Transcribe every entry below word for word, but skip the pictures.

◆ Working data:
----------------------------------------
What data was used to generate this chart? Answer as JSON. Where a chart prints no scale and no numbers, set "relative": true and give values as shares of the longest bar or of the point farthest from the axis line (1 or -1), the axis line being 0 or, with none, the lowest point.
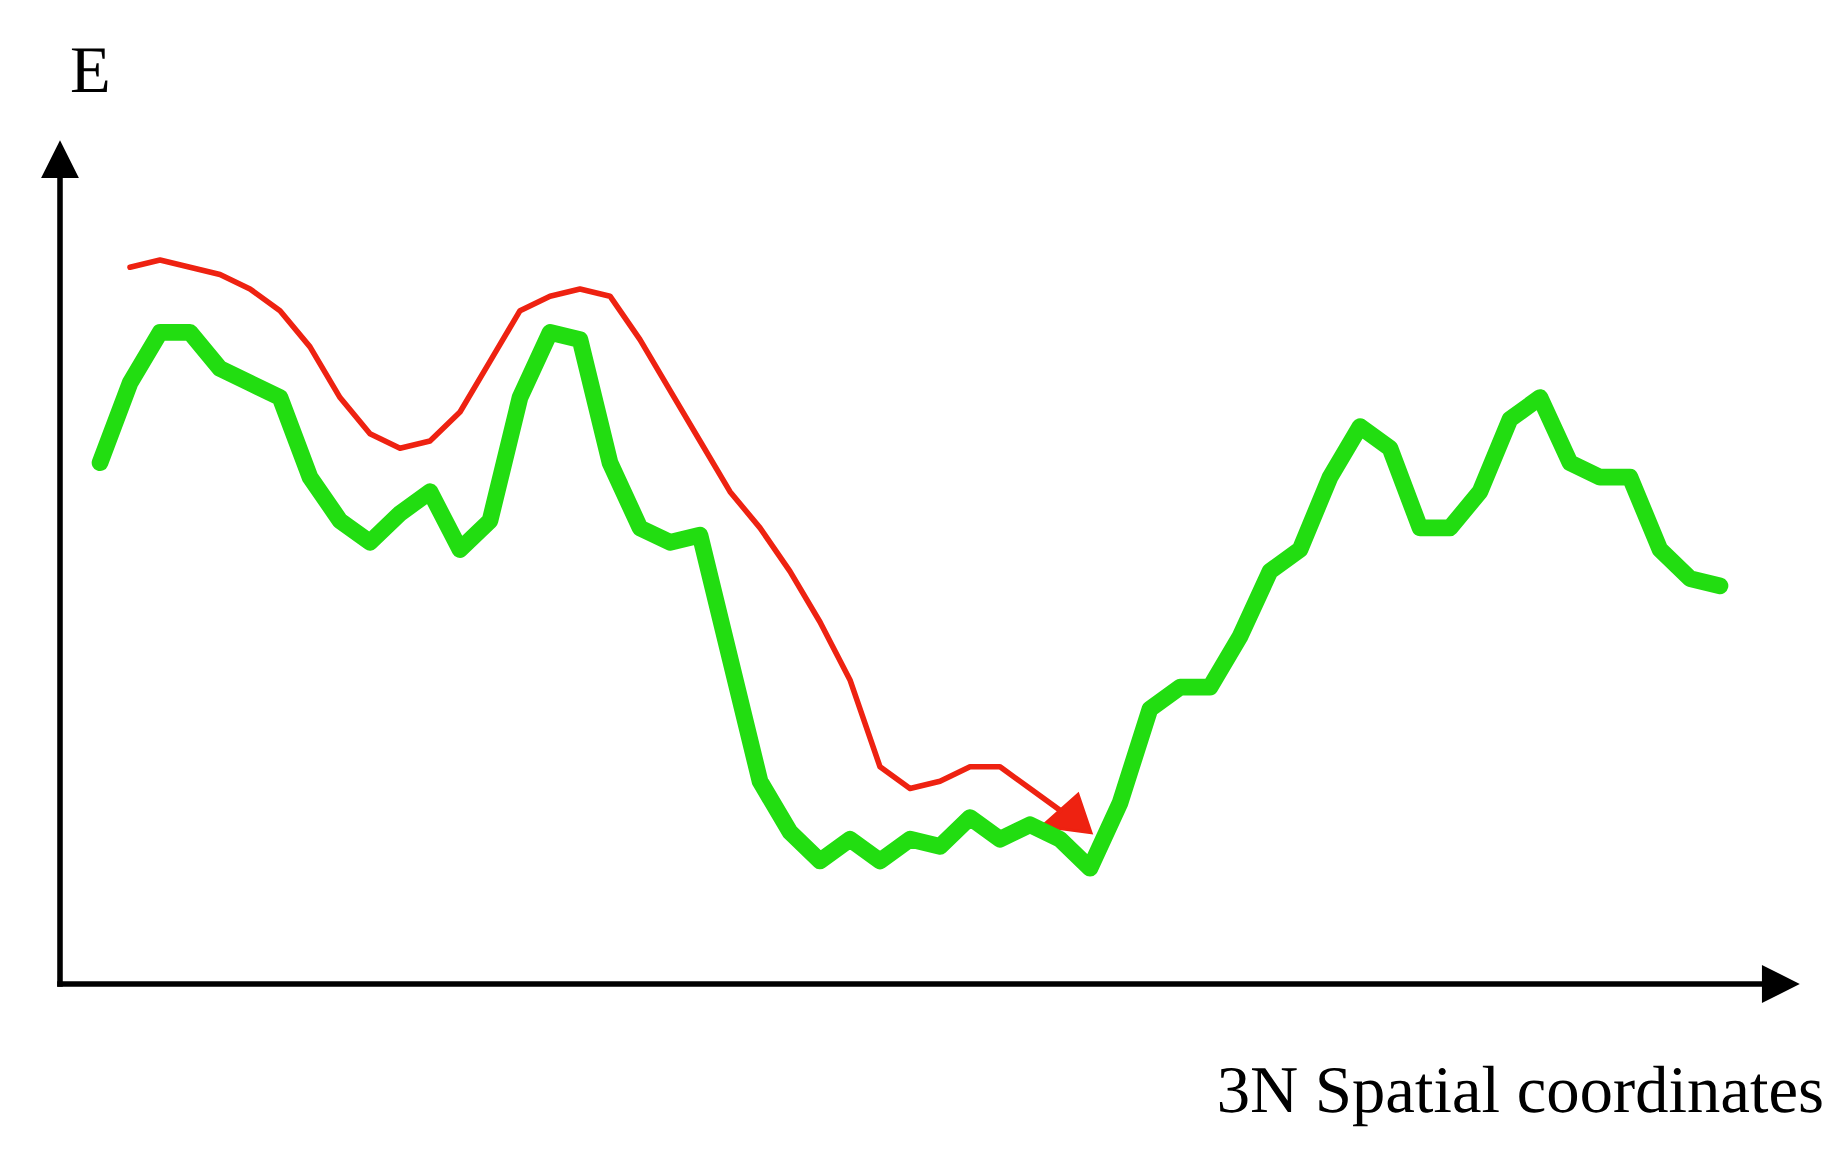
{
  "chart_data": {
    "type": "line",
    "relative": true,
    "ylabel": "E",
    "xlabel": "3N Spatial coordinates",
    "marker": "none",
    "line_style": "solid",
    "categories": [
      null,
      null,
      null,
      null,
      null,
      null,
      null,
      null,
      null,
      null,
      null,
      null,
      null,
      null,
      null,
      null,
      null,
      null,
      null,
      null,
      null,
      null,
      null,
      null,
      null,
      null,
      null,
      null,
      null,
      null,
      null,
      null,
      null,
      null,
      null,
      null,
      null,
      null,
      null,
      null,
      null,
      null,
      null,
      null,
      null,
      null,
      null,
      null,
      null,
      null,
      null,
      null,
      null,
      null,
      null
    ],
    "series": [
      {
        "color": "#22dd11",
        "values": [
          0.72,
          0.83,
          0.9,
          0.9,
          0.85,
          0.83,
          0.81,
          0.7,
          0.64,
          0.61,
          0.65,
          0.68,
          0.6,
          0.64,
          0.81,
          0.9,
          0.89,
          0.72,
          0.63,
          0.61,
          0.62,
          0.45,
          0.28,
          0.21,
          0.17,
          0.2,
          0.17,
          0.2,
          0.19,
          0.23,
          0.2,
          0.22,
          0.2,
          0.16,
          0.25,
          0.38,
          0.41,
          0.41,
          0.48,
          0.57,
          0.6,
          0.7,
          0.77,
          0.74,
          0.63,
          0.63,
          0.68,
          0.78,
          0.81,
          0.72,
          0.7,
          0.7,
          0.6,
          0.56,
          0.55
        ]
      },
      {
        "color": "#ee2211",
        "values": [
          null,
          0.99,
          1.0,
          0.99,
          0.98,
          0.96,
          0.93,
          0.88,
          0.81,
          0.76,
          0.74,
          0.75,
          0.79,
          0.86,
          0.93,
          0.95,
          0.96,
          0.95,
          0.89,
          0.82,
          0.75,
          0.68,
          0.63,
          0.57,
          0.5,
          0.42,
          0.3,
          0.27,
          0.28,
          0.3,
          0.3,
          0.27,
          0.24,
          null,
          null,
          null,
          null,
          null,
          null,
          null,
          null,
          null,
          null,
          null,
          null,
          null,
          null,
          null,
          null,
          null,
          null,
          null,
          null,
          null,
          null
        ]
      }
    ]
  }
}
----------------------------------------
◆ Full solution:
What data was used to generate this chart? Answer as JSON. Where a chart prints no scale and no numbers, set "relative": true and give values as shares of the longest bar or of the point farthest from the axis line (1 or -1), the axis line being 0 or, with none, the lowest point.
{
  "chart_data": {
    "type": "line",
    "relative": true,
    "ylabel": "E",
    "xlabel": "3N Spatial coordinates",
    "marker": "none",
    "line_style": "solid",
    "categories": [
      null,
      null,
      null,
      null,
      null,
      null,
      null,
      null,
      null,
      null,
      null,
      null,
      null,
      null,
      null,
      null,
      null,
      null,
      null,
      null,
      null,
      null,
      null,
      null,
      null,
      null,
      null,
      null,
      null,
      null,
      null,
      null,
      null,
      null,
      null,
      null,
      null,
      null,
      null,
      null,
      null,
      null,
      null,
      null,
      null,
      null,
      null,
      null,
      null,
      null,
      null,
      null,
      null,
      null,
      null
    ],
    "series": [
      {
        "color": "#22dd11",
        "values": [
          0.72,
          0.83,
          0.9,
          0.9,
          0.85,
          0.83,
          0.81,
          0.7,
          0.64,
          0.61,
          0.65,
          0.68,
          0.6,
          0.64,
          0.81,
          0.9,
          0.89,
          0.72,
          0.63,
          0.61,
          0.62,
          0.45,
          0.28,
          0.21,
          0.17,
          0.2,
          0.17,
          0.2,
          0.19,
          0.23,
          0.2,
          0.22,
          0.2,
          0.16,
          0.25,
          0.38,
          0.41,
          0.41,
          0.48,
          0.57,
          0.6,
          0.7,
          0.77,
          0.74,
          0.63,
          0.63,
          0.68,
          0.78,
          0.81,
          0.72,
          0.7,
          0.7,
          0.6,
          0.56,
          0.55
        ]
      },
      {
        "color": "#ee2211",
        "values": [
          null,
          0.99,
          1.0,
          0.99,
          0.98,
          0.96,
          0.93,
          0.88,
          0.81,
          0.76,
          0.74,
          0.75,
          0.79,
          0.86,
          0.93,
          0.95,
          0.96,
          0.95,
          0.89,
          0.82,
          0.75,
          0.68,
          0.63,
          0.57,
          0.5,
          0.42,
          0.3,
          0.27,
          0.28,
          0.3,
          0.3,
          0.27,
          0.24,
          null,
          null,
          null,
          null,
          null,
          null,
          null,
          null,
          null,
          null,
          null,
          null,
          null,
          null,
          null,
          null,
          null,
          null,
          null,
          null,
          null,
          null
        ]
      }
    ]
  }
}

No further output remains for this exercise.